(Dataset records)
━━━━━━━━

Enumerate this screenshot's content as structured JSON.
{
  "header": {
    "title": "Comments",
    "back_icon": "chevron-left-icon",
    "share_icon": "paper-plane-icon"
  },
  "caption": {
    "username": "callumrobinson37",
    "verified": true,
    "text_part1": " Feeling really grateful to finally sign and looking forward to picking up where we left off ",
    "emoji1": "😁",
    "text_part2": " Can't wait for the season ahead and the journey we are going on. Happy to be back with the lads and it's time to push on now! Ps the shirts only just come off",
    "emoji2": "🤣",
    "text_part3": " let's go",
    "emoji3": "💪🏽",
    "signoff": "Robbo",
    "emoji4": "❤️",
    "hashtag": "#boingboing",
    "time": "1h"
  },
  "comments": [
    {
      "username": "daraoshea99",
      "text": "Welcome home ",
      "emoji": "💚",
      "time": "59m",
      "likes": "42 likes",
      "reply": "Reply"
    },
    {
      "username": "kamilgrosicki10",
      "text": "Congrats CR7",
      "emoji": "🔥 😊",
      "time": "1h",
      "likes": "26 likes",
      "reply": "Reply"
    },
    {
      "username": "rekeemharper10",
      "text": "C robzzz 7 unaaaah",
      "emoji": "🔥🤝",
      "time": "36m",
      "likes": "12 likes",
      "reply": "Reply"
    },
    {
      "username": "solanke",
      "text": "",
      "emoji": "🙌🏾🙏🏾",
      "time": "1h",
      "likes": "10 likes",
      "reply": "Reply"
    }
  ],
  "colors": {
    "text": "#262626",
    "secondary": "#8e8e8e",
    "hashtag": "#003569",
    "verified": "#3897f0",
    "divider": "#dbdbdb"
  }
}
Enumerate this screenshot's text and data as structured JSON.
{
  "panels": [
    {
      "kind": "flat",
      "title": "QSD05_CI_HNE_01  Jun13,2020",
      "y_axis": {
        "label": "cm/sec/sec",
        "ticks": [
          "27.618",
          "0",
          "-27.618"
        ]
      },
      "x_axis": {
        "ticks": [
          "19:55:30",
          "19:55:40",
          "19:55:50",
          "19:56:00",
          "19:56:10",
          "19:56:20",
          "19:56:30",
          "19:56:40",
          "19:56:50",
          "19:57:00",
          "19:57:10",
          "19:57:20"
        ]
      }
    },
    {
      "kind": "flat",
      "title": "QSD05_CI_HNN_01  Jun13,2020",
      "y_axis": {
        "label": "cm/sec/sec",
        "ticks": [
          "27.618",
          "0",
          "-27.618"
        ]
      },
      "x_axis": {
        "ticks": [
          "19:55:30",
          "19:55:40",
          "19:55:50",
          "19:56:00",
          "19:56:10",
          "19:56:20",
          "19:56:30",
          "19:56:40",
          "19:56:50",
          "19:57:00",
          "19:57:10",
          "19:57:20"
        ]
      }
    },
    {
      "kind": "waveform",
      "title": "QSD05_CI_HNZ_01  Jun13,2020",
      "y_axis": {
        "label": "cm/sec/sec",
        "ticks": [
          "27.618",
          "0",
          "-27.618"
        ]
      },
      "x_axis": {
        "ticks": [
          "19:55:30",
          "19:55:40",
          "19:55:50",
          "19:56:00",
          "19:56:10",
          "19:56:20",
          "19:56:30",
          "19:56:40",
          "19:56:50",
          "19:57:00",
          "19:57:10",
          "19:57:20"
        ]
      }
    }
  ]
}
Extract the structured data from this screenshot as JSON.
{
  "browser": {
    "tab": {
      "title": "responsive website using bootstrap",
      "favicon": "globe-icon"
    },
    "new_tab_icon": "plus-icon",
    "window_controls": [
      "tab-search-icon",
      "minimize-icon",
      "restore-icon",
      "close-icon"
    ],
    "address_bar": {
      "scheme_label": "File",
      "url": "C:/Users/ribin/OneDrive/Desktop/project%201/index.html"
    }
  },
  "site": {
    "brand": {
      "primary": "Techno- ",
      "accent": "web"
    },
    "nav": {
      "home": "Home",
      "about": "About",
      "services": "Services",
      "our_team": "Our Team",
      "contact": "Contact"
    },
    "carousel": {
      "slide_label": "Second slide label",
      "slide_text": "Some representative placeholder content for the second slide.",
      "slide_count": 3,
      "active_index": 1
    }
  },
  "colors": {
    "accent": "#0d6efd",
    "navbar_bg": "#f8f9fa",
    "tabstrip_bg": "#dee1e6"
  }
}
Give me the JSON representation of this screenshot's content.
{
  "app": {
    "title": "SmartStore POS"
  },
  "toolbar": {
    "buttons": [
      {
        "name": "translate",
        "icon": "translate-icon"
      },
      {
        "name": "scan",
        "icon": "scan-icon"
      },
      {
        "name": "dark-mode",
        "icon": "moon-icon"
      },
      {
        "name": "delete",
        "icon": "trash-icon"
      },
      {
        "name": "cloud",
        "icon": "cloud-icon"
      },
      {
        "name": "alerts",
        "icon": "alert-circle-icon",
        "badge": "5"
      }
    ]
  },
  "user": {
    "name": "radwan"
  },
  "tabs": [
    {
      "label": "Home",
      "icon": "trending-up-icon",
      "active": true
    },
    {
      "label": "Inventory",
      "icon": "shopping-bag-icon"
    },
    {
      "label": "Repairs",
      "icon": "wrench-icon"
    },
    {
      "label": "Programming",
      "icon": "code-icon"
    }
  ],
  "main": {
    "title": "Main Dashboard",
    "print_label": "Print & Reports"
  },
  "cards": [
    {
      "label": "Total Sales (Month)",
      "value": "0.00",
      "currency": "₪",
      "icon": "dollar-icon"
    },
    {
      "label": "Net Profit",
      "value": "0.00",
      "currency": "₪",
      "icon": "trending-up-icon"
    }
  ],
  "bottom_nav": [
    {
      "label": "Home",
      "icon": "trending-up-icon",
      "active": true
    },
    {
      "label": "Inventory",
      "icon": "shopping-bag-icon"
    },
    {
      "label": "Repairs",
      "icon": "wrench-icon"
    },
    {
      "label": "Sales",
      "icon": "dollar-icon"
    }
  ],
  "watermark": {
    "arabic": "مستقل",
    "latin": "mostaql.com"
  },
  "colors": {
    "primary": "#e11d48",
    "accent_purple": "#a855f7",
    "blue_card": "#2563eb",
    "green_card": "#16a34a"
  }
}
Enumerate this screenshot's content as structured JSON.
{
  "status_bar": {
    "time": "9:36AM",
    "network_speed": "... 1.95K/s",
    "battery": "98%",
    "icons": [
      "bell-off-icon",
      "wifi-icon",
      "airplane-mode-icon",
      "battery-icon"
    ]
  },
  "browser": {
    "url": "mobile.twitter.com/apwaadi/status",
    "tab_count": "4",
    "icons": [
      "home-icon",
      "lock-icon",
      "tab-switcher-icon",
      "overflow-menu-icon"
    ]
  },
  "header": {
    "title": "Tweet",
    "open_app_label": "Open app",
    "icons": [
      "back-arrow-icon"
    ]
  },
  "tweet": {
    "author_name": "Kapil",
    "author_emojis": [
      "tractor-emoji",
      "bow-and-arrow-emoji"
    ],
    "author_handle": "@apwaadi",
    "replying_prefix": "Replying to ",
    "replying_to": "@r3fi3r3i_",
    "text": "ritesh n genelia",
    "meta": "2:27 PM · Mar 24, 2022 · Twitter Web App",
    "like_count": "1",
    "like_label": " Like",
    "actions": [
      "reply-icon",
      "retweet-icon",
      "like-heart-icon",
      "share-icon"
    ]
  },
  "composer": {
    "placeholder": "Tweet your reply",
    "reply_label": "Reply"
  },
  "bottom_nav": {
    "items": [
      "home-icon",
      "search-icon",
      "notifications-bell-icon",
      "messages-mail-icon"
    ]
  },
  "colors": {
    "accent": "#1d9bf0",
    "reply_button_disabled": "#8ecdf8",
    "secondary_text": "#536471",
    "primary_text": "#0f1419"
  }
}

━━━━━━━━

Required work ▸ All the data must be duplicated exactly, with nothing added or removed.

Final result ▸
Enumerate this screenshot's content as structured JSON.
{
  "header": {
    "title": "Comments",
    "back_icon": "chevron-left-icon",
    "share_icon": "paper-plane-icon"
  },
  "caption": {
    "username": "callumrobinson37",
    "verified": true,
    "text_part1": " Feeling really grateful to finally sign and looking forward to picking up where we left off ",
    "emoji1": "😁",
    "text_part2": " Can't wait for the season ahead and the journey we are going on. Happy to be back with the lads and it's time to push on now! Ps the shirts only just come off",
    "emoji2": "🤣",
    "text_part3": " let's go",
    "emoji3": "💪🏽",
    "signoff": "Robbo",
    "emoji4": "❤️",
    "hashtag": "#boingboing",
    "time": "1h"
  },
  "comments": [
    {
      "username": "daraoshea99",
      "text": "Welcome home ",
      "emoji": "💚",
      "time": "59m",
      "likes": "42 likes",
      "reply": "Reply"
    },
    {
      "username": "kamilgrosicki10",
      "text": "Congrats CR7",
      "emoji": "🔥 😊",
      "time": "1h",
      "likes": "26 likes",
      "reply": "Reply"
    },
    {
      "username": "rekeemharper10",
      "text": "C robzzz 7 unaaaah",
      "emoji": "🔥🤝",
      "time": "36m",
      "likes": "12 likes",
      "reply": "Reply"
    },
    {
      "username": "solanke",
      "text": "",
      "emoji": "🙌🏾🙏🏾",
      "time": "1h",
      "likes": "10 likes",
      "reply": "Reply"
    }
  ],
  "colors": {
    "text": "#262626",
    "secondary": "#8e8e8e",
    "hashtag": "#003569",
    "verified": "#3897f0",
    "divider": "#dbdbdb"
  }
}
Enumerate this screenshot's text and data as structured JSON.
{
  "panels": [
    {
      "kind": "flat",
      "title": "QSD05_CI_HNE_01  Jun13,2020",
      "y_axis": {
        "label": "cm/sec/sec",
        "ticks": [
          "27.618",
          "0",
          "-27.618"
        ]
      },
      "x_axis": {
        "ticks": [
          "19:55:30",
          "19:55:40",
          "19:55:50",
          "19:56:00",
          "19:56:10",
          "19:56:20",
          "19:56:30",
          "19:56:40",
          "19:56:50",
          "19:57:00",
          "19:57:10",
          "19:57:20"
        ]
      }
    },
    {
      "kind": "flat",
      "title": "QSD05_CI_HNN_01  Jun13,2020",
      "y_axis": {
        "label": "cm/sec/sec",
        "ticks": [
          "27.618",
          "0",
          "-27.618"
        ]
      },
      "x_axis": {
        "ticks": [
          "19:55:30",
          "19:55:40",
          "19:55:50",
          "19:56:00",
          "19:56:10",
          "19:56:20",
          "19:56:30",
          "19:56:40",
          "19:56:50",
          "19:57:00",
          "19:57:10",
          "19:57:20"
        ]
      }
    },
    {
      "kind": "waveform",
      "title": "QSD05_CI_HNZ_01  Jun13,2020",
      "y_axis": {
        "label": "cm/sec/sec",
        "ticks": [
          "27.618",
          "0",
          "-27.618"
        ]
      },
      "x_axis": {
        "ticks": [
          "19:55:30",
          "19:55:40",
          "19:55:50",
          "19:56:00",
          "19:56:10",
          "19:56:20",
          "19:56:30",
          "19:56:40",
          "19:56:50",
          "19:57:00",
          "19:57:10",
          "19:57:20"
        ]
      }
    }
  ]
}
Extract the structured data from this screenshot as JSON.
{
  "browser": {
    "tab": {
      "title": "responsive website using bootstrap",
      "favicon": "globe-icon"
    },
    "new_tab_icon": "plus-icon",
    "window_controls": [
      "tab-search-icon",
      "minimize-icon",
      "restore-icon",
      "close-icon"
    ],
    "address_bar": {
      "scheme_label": "File",
      "url": "C:/Users/ribin/OneDrive/Desktop/project%201/index.html"
    }
  },
  "site": {
    "brand": {
      "primary": "Techno- ",
      "accent": "web"
    },
    "nav": {
      "home": "Home",
      "about": "About",
      "services": "Services",
      "our_team": "Our Team",
      "contact": "Contact"
    },
    "carousel": {
      "slide_label": "Second slide label",
      "slide_text": "Some representative placeholder content for the second slide.",
      "slide_count": 3,
      "active_index": 1
    }
  },
  "colors": {
    "accent": "#0d6efd",
    "navbar_bg": "#f8f9fa",
    "tabstrip_bg": "#dee1e6"
  }
}
Give me the JSON representation of this screenshot's content.
{
  "app": {
    "title": "SmartStore POS"
  },
  "toolbar": {
    "buttons": [
      {
        "name": "translate",
        "icon": "translate-icon"
      },
      {
        "name": "scan",
        "icon": "scan-icon"
      },
      {
        "name": "dark-mode",
        "icon": "moon-icon"
      },
      {
        "name": "delete",
        "icon": "trash-icon"
      },
      {
        "name": "cloud",
        "icon": "cloud-icon"
      },
      {
        "name": "alerts",
        "icon": "alert-circle-icon",
        "badge": "5"
      }
    ]
  },
  "user": {
    "name": "radwan"
  },
  "tabs": [
    {
      "label": "Home",
      "icon": "trending-up-icon",
      "active": true
    },
    {
      "label": "Inventory",
      "icon": "shopping-bag-icon"
    },
    {
      "label": "Repairs",
      "icon": "wrench-icon"
    },
    {
      "label": "Programming",
      "icon": "code-icon"
    }
  ],
  "main": {
    "title": "Main Dashboard",
    "print_label": "Print & Reports"
  },
  "cards": [
    {
      "label": "Total Sales (Month)",
      "value": "0.00",
      "currency": "₪",
      "icon": "dollar-icon"
    },
    {
      "label": "Net Profit",
      "value": "0.00",
      "currency": "₪",
      "icon": "trending-up-icon"
    }
  ],
  "bottom_nav": [
    {
      "label": "Home",
      "icon": "trending-up-icon",
      "active": true
    },
    {
      "label": "Inventory",
      "icon": "shopping-bag-icon"
    },
    {
      "label": "Repairs",
      "icon": "wrench-icon"
    },
    {
      "label": "Sales",
      "icon": "dollar-icon"
    }
  ],
  "watermark": {
    "arabic": "مستقل",
    "latin": "mostaql.com"
  },
  "colors": {
    "primary": "#e11d48",
    "accent_purple": "#a855f7",
    "blue_card": "#2563eb",
    "green_card": "#16a34a"
  }
}
Enumerate this screenshot's content as structured JSON.
{
  "status_bar": {
    "time": "9:36AM",
    "network_speed": "... 1.95K/s",
    "battery": "98%",
    "icons": [
      "bell-off-icon",
      "wifi-icon",
      "airplane-mode-icon",
      "battery-icon"
    ]
  },
  "browser": {
    "url": "mobile.twitter.com/apwaadi/status",
    "tab_count": "4",
    "icons": [
      "home-icon",
      "lock-icon",
      "tab-switcher-icon",
      "overflow-menu-icon"
    ]
  },
  "header": {
    "title": "Tweet",
    "open_app_label": "Open app",
    "icons": [
      "back-arrow-icon"
    ]
  },
  "tweet": {
    "author_name": "Kapil",
    "author_emojis": [
      "tractor-emoji",
      "bow-and-arrow-emoji"
    ],
    "author_handle": "@apwaadi",
    "replying_prefix": "Replying to ",
    "replying_to": "@r3fi3r3i_",
    "text": "ritesh n genelia",
    "meta": "2:27 PM · Mar 24, 2022 · Twitter Web App",
    "like_count": "1",
    "like_label": " Like",
    "actions": [
      "reply-icon",
      "retweet-icon",
      "like-heart-icon",
      "share-icon"
    ]
  },
  "composer": {
    "placeholder": "Tweet your reply",
    "reply_label": "Reply"
  },
  "bottom_nav": {
    "items": [
      "home-icon",
      "search-icon",
      "notifications-bell-icon",
      "messages-mail-icon"
    ]
  },
  "colors": {
    "accent": "#1d9bf0",
    "reply_button_disabled": "#8ecdf8",
    "secondary_text": "#536471",
    "primary_text": "#0f1419"
  }
}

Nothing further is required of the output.